→ **Task**: Can you find the lines of the listing that include "savarankiškai" and copy every one?

[Records from a collection of figures]
start

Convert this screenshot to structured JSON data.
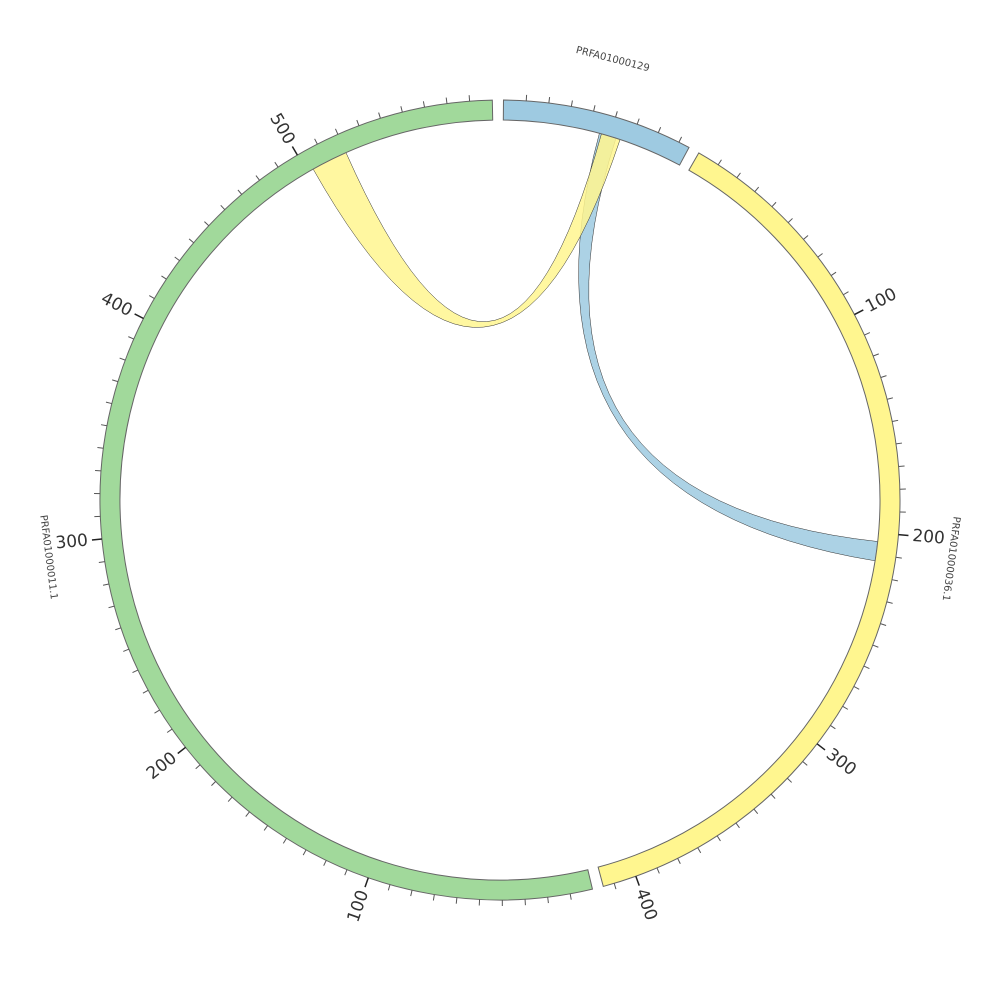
{
  "chart_data": {
    "type": "chord",
    "segments": [
      {
        "name": "PRFA01000129",
        "length": 85,
        "color": "#9ecae1",
        "ticks": []
      },
      {
        "name": "PRFA01000036.1",
        "length": 415,
        "color": "#fff68f",
        "ticks": [
          100,
          200,
          300,
          400
        ]
      },
      {
        "name": "PRFA01000011.1",
        "length": 590,
        "color": "#a1d99b",
        "ticks": [
          100,
          200,
          300,
          400,
          500
        ]
      }
    ],
    "minor_tick_interval": 10,
    "links": [
      {
        "source": {
          "segment": 0,
          "start": 45,
          "end": 53
        },
        "target": {
          "segment": 1,
          "start": 204,
          "end": 213
        },
        "color": "#9ecae1"
      },
      {
        "source": {
          "segment": 2,
          "start": 503,
          "end": 520
        },
        "target": {
          "segment": 0,
          "start": 46,
          "end": 55
        },
        "color": "#fff68f"
      }
    ]
  }
}
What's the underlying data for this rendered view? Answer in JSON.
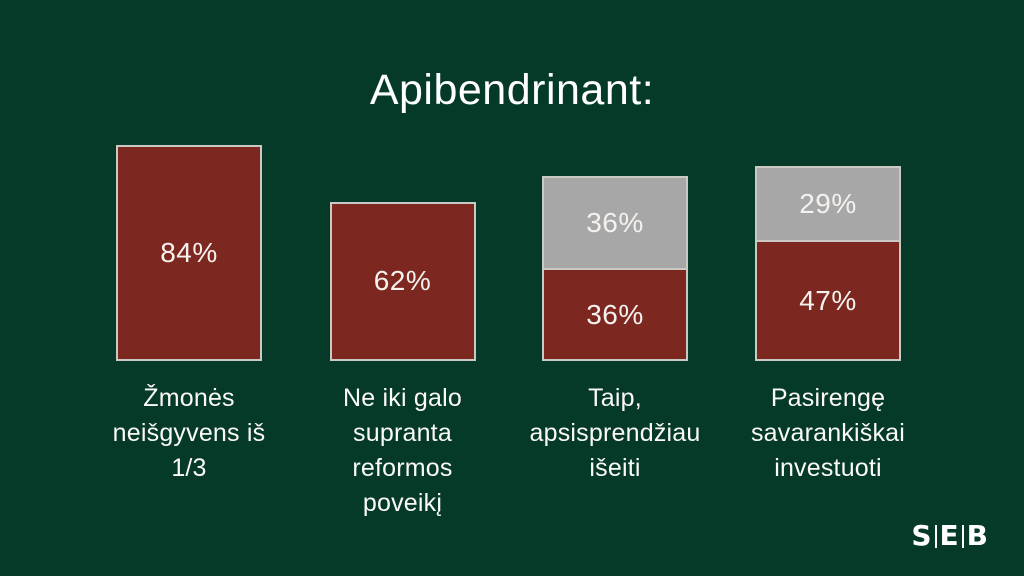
{
  "slide": {
    "title": "Apibendrinant:",
    "background_color": "#053a28",
    "border_color": "#cbc9c3",
    "value_text_color": "#f5f1ee",
    "label_text_color": "#fbfaf7"
  },
  "logo": {
    "name": "SEB",
    "letters": [
      "S",
      "E",
      "B"
    ]
  },
  "chart_data": {
    "type": "bar",
    "subtype": "stacked-column",
    "title": "Apibendrinant:",
    "unit": "%",
    "grid": false,
    "legend": "none",
    "axes": "none",
    "categories": [
      "Žmonės neišgyvens iš 1/3",
      "Ne iki galo supranta reformos poveikį",
      "Taip, apsisprendžiau išeiti",
      "Pasirengę savarankiškai investuoti"
    ],
    "category_lines": [
      [
        "Žmonės",
        "neišgyvens iš",
        "1/3"
      ],
      [
        "Ne iki galo",
        "supranta",
        "reformos",
        "poveikį"
      ],
      [
        "Taip,",
        "apsisprendžiau",
        "išeiti"
      ],
      [
        "Pasirengę",
        "savarankiškai",
        "investuoti"
      ]
    ],
    "series": [
      {
        "name": "red-segment",
        "color": "#7c2820",
        "values": [
          84,
          62,
          36,
          47
        ]
      },
      {
        "name": "gray-segment",
        "color": "#a7a7a7",
        "values": [
          0,
          0,
          36,
          29
        ]
      }
    ],
    "value_labels": [
      [
        "84%"
      ],
      [
        "62%"
      ],
      [
        "36%",
        "36%"
      ],
      [
        "29%",
        "47%"
      ]
    ]
  }
}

end

→ **Worked solution**:
      "Pasirengę savarankiškai investuoti"
        "savarankiškai",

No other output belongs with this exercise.